WHAT YOU WILL DO:
Copy the data precisely, character for character, and leave out every picture.

------------------------------------------------

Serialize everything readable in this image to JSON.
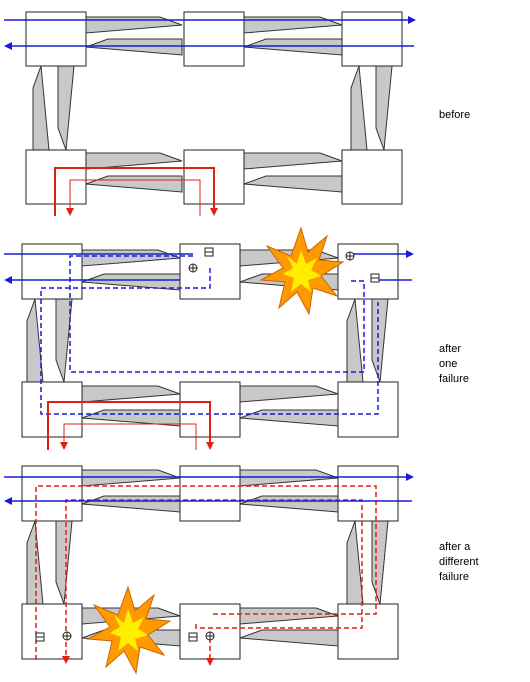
{
  "captions": {
    "before": [
      "before"
    ],
    "after_one": [
      "after",
      "one",
      "failure"
    ],
    "after_different": [
      "after a",
      "different",
      "failure"
    ]
  },
  "colors": {
    "blue": "#1a1adb",
    "red": "#e02010",
    "link_fill": "#c8c8c8",
    "node_fill": "#ffffff",
    "explosion_outer": "#ff9900",
    "explosion_inner": "#ffee00"
  },
  "panels": [
    {
      "name": "before",
      "failed_link": "none",
      "paths": "working"
    },
    {
      "name": "after-one-failure",
      "failed_link": "top-right",
      "paths": "protection"
    },
    {
      "name": "after-different-failure",
      "failed_link": "bottom-left",
      "paths": "protection"
    }
  ]
}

------------------------------------------------

REPLY:
Serialize everything readable in this image to JSON.
{
  "captions": {
    "before": [
      "before"
    ],
    "after_one": [
      "after",
      "one",
      "failure"
    ],
    "after_different": [
      "after a",
      "different",
      "failure"
    ]
  },
  "colors": {
    "blue": "#1a1adb",
    "red": "#e02010",
    "link_fill": "#c8c8c8",
    "node_fill": "#ffffff",
    "explosion_outer": "#ff9900",
    "explosion_inner": "#ffee00"
  },
  "panels": [
    {
      "name": "before",
      "failed_link": "none",
      "paths": "working"
    },
    {
      "name": "after-one-failure",
      "failed_link": "top-right",
      "paths": "protection"
    },
    {
      "name": "after-different-failure",
      "failed_link": "bottom-left",
      "paths": "protection"
    }
  ]
}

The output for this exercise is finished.